What you have to do:
Can you pull out each line of the data below that includes the word "grid"?

Given data:
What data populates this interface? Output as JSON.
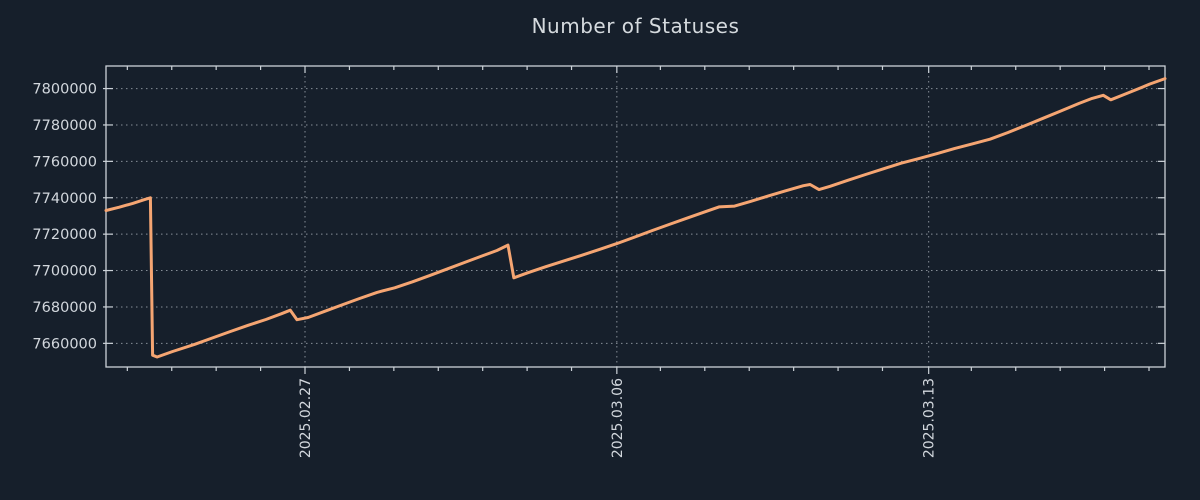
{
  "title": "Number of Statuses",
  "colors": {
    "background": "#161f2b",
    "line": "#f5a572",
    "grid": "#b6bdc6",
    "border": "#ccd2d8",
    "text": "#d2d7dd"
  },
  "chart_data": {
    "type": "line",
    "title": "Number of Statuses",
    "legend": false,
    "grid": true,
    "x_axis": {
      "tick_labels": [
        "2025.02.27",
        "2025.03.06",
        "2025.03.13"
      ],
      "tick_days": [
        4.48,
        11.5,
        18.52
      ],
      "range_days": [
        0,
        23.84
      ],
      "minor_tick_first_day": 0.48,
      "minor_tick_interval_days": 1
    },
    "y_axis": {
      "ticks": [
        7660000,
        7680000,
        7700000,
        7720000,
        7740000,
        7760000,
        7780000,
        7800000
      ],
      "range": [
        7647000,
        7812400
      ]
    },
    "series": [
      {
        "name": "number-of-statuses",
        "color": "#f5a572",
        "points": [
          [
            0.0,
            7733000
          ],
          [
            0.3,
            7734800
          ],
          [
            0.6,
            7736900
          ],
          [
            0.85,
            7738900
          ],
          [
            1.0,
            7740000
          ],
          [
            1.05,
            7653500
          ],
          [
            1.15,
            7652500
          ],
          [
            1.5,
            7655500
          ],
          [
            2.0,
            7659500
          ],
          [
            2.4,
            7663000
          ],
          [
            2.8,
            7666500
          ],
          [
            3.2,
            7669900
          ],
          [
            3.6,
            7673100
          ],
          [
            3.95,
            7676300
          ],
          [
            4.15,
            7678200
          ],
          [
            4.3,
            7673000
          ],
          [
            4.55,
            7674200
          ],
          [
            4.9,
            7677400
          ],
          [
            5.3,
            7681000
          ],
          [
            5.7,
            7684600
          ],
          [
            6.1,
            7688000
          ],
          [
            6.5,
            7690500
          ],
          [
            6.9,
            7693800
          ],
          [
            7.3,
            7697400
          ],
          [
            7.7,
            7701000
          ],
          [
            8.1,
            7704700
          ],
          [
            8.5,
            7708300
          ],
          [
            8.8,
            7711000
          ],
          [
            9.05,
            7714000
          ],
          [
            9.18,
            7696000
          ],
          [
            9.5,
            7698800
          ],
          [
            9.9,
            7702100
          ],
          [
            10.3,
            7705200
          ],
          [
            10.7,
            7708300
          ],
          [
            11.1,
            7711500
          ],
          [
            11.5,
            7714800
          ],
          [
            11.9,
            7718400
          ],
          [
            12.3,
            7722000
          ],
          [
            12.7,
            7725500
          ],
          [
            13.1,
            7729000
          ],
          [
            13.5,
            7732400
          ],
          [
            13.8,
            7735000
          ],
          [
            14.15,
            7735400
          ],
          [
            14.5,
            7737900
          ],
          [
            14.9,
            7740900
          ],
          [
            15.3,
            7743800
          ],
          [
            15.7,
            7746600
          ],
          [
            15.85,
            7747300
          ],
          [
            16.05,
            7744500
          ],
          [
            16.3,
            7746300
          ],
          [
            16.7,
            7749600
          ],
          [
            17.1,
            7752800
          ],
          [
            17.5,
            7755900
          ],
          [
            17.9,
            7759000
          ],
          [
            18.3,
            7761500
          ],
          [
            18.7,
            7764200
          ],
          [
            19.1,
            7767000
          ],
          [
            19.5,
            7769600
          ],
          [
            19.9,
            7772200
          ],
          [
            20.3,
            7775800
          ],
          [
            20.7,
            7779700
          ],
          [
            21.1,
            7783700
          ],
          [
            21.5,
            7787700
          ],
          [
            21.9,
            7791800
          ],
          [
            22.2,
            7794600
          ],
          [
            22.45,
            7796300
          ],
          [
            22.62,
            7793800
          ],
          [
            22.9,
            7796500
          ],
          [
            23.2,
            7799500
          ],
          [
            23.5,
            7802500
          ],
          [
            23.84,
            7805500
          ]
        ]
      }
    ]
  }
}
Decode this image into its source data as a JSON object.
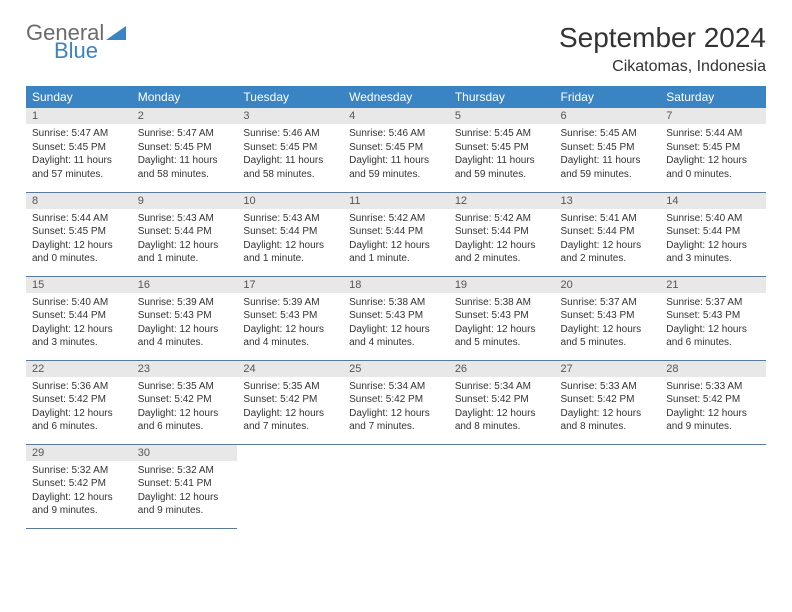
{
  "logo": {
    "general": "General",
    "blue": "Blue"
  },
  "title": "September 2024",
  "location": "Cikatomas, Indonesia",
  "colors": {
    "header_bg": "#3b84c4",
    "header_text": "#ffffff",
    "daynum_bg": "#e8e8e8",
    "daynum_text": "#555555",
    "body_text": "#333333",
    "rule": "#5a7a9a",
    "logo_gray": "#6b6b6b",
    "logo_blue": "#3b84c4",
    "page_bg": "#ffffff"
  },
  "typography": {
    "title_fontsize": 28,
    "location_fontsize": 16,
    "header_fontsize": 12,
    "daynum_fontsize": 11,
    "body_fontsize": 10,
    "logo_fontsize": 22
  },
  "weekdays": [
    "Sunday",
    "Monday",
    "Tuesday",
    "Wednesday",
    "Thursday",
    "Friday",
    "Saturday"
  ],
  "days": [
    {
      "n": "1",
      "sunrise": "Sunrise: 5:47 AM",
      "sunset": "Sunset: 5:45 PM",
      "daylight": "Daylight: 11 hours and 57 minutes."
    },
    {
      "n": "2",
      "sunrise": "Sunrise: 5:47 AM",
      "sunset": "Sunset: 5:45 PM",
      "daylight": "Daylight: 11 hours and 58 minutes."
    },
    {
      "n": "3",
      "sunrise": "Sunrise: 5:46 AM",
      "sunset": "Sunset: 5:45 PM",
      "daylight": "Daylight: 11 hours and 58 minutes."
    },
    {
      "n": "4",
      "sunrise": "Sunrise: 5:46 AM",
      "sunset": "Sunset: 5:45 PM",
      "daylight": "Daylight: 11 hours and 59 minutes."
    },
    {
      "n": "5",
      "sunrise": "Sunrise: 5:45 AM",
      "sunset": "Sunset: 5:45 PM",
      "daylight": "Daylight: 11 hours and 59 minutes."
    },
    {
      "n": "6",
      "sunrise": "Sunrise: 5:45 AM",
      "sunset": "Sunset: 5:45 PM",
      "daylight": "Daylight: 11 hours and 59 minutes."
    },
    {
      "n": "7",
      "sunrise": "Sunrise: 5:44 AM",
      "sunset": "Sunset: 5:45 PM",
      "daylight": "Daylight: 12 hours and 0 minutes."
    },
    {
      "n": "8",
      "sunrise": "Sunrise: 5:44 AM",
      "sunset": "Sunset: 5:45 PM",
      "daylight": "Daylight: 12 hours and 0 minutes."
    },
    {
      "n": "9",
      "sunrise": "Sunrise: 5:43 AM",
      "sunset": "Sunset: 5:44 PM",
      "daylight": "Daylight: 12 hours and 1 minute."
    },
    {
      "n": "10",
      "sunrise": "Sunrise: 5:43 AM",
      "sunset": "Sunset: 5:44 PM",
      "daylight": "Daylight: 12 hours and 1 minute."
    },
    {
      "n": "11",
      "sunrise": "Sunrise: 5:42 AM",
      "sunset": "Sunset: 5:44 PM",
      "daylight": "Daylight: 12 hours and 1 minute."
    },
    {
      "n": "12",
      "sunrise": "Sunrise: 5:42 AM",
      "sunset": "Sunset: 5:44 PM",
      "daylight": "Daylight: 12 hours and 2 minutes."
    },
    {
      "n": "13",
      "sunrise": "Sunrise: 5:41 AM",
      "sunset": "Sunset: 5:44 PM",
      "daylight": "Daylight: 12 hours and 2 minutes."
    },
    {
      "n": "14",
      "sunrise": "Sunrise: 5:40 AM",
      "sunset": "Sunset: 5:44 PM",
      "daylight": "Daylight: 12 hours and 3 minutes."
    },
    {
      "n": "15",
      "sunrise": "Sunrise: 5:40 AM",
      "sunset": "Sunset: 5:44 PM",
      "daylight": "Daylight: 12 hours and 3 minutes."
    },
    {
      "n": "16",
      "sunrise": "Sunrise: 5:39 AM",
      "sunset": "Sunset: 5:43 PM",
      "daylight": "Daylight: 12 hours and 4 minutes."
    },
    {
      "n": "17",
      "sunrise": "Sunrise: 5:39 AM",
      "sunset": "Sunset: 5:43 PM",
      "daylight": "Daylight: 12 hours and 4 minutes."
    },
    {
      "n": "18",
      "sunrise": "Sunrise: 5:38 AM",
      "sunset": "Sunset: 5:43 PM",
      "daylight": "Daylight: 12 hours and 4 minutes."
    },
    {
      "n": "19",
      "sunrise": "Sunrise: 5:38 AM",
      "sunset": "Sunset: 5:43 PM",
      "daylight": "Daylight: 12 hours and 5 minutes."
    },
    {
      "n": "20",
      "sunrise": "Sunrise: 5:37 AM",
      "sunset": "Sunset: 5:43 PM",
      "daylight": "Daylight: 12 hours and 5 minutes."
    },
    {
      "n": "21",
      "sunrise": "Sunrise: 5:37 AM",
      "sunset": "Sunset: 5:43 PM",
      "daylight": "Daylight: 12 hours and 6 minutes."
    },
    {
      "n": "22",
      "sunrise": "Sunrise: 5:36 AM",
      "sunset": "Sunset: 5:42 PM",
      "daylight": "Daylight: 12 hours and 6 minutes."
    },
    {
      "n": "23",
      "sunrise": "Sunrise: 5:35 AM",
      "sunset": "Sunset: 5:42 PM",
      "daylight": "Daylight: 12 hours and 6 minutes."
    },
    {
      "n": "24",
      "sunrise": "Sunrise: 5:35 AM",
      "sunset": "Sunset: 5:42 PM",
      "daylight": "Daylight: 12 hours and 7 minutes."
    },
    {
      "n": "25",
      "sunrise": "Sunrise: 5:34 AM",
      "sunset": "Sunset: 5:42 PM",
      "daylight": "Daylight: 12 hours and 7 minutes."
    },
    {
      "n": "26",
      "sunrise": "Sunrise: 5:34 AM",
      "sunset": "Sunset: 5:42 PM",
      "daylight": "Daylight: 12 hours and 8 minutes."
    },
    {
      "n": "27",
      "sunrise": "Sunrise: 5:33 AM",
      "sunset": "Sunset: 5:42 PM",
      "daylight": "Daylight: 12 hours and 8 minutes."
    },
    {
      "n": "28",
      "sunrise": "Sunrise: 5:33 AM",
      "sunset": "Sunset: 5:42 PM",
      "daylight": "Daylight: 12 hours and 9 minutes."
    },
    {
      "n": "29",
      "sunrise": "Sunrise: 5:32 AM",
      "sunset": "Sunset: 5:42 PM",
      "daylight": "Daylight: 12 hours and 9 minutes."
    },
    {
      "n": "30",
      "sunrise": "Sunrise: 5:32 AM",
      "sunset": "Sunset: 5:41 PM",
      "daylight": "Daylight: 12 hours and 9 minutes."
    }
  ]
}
---
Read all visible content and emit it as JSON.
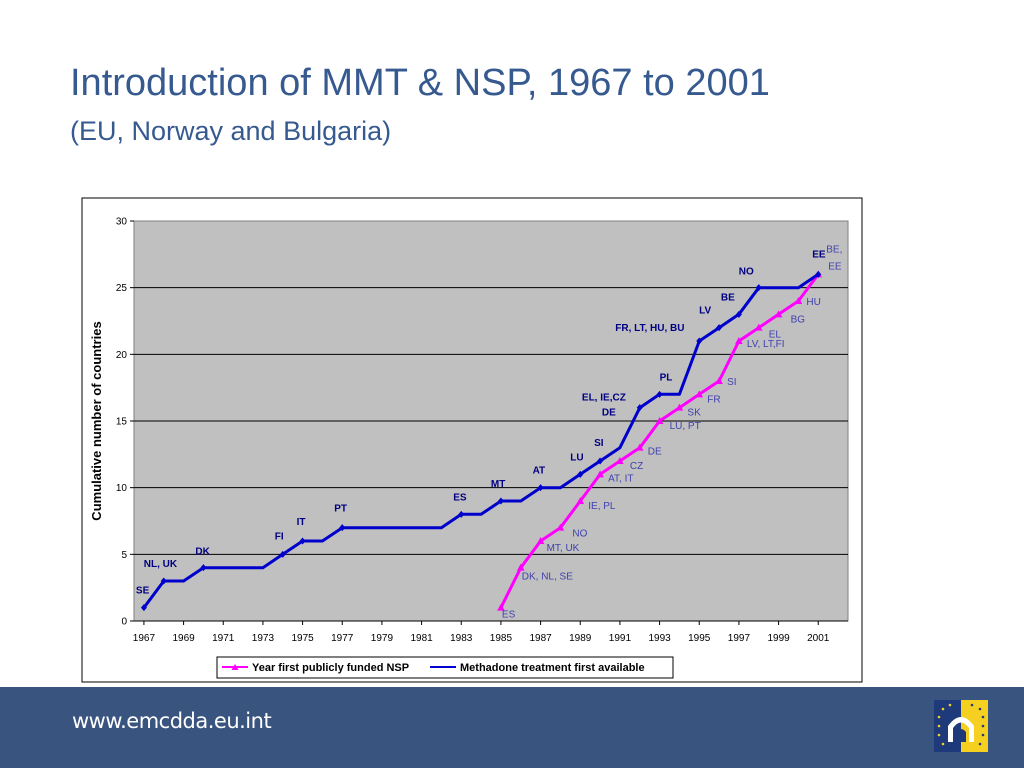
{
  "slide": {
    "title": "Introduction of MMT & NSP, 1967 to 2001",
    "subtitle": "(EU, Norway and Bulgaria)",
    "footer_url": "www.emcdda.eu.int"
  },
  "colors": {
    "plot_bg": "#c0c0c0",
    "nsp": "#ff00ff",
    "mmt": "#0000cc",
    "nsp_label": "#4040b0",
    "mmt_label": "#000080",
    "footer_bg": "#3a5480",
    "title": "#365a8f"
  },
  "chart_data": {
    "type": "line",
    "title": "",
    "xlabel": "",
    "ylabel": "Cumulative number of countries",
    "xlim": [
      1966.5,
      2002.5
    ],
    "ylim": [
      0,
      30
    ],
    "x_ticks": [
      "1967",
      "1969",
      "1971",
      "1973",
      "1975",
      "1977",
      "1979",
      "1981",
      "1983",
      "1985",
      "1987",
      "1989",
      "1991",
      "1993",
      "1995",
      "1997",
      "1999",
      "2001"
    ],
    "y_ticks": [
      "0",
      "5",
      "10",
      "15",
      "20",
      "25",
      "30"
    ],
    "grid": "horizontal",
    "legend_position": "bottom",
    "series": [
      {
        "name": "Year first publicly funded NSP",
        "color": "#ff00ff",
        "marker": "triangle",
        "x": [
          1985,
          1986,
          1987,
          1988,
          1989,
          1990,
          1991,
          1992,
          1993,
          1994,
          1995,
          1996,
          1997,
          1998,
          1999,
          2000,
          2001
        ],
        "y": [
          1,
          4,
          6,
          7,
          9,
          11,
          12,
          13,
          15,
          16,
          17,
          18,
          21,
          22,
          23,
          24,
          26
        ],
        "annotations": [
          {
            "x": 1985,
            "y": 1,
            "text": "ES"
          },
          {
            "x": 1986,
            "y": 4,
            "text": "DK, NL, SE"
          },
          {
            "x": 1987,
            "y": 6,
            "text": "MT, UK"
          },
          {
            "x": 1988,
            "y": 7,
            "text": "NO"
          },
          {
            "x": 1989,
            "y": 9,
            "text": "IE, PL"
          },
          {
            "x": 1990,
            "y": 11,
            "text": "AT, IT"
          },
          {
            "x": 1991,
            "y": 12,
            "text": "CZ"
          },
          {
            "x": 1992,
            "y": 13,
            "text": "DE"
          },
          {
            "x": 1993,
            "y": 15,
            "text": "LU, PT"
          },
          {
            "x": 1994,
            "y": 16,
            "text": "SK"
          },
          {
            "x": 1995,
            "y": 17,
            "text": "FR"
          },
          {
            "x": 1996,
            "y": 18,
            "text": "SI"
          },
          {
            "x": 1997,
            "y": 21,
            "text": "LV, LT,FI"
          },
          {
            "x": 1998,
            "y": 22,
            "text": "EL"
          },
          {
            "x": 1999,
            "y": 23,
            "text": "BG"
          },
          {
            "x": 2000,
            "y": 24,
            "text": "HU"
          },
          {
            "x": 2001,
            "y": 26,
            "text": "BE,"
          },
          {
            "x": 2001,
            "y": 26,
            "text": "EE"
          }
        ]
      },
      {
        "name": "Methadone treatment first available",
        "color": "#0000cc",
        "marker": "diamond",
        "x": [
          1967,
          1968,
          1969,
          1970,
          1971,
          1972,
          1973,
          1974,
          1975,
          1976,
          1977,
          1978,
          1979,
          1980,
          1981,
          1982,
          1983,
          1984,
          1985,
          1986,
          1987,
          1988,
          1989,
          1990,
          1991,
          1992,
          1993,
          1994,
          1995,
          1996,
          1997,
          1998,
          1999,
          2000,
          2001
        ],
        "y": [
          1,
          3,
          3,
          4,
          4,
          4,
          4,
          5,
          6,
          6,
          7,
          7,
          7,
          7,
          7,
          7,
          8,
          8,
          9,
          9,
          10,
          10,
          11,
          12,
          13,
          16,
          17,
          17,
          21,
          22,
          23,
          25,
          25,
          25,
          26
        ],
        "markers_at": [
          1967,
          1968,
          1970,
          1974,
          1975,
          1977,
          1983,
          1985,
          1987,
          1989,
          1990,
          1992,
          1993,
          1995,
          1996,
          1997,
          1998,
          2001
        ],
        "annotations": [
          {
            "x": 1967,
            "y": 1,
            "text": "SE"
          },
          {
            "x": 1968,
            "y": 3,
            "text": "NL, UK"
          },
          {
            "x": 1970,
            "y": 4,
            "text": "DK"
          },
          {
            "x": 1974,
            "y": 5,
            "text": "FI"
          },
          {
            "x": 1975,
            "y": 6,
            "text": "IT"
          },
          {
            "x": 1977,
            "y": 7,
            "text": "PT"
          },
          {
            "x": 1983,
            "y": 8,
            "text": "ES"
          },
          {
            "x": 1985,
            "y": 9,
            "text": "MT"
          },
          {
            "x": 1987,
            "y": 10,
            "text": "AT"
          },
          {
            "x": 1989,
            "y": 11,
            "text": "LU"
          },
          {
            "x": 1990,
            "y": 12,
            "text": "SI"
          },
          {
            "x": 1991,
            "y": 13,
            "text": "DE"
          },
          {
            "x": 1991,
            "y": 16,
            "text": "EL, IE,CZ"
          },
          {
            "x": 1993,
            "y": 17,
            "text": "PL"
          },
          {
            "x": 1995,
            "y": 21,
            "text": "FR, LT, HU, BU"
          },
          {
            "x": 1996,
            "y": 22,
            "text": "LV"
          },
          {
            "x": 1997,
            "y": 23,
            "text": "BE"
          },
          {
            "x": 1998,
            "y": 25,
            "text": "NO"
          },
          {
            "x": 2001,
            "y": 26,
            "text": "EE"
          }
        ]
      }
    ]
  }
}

Written solution:
    "grid": "#b6bdc6",
    "grid": true,
    "grid": "horizontal",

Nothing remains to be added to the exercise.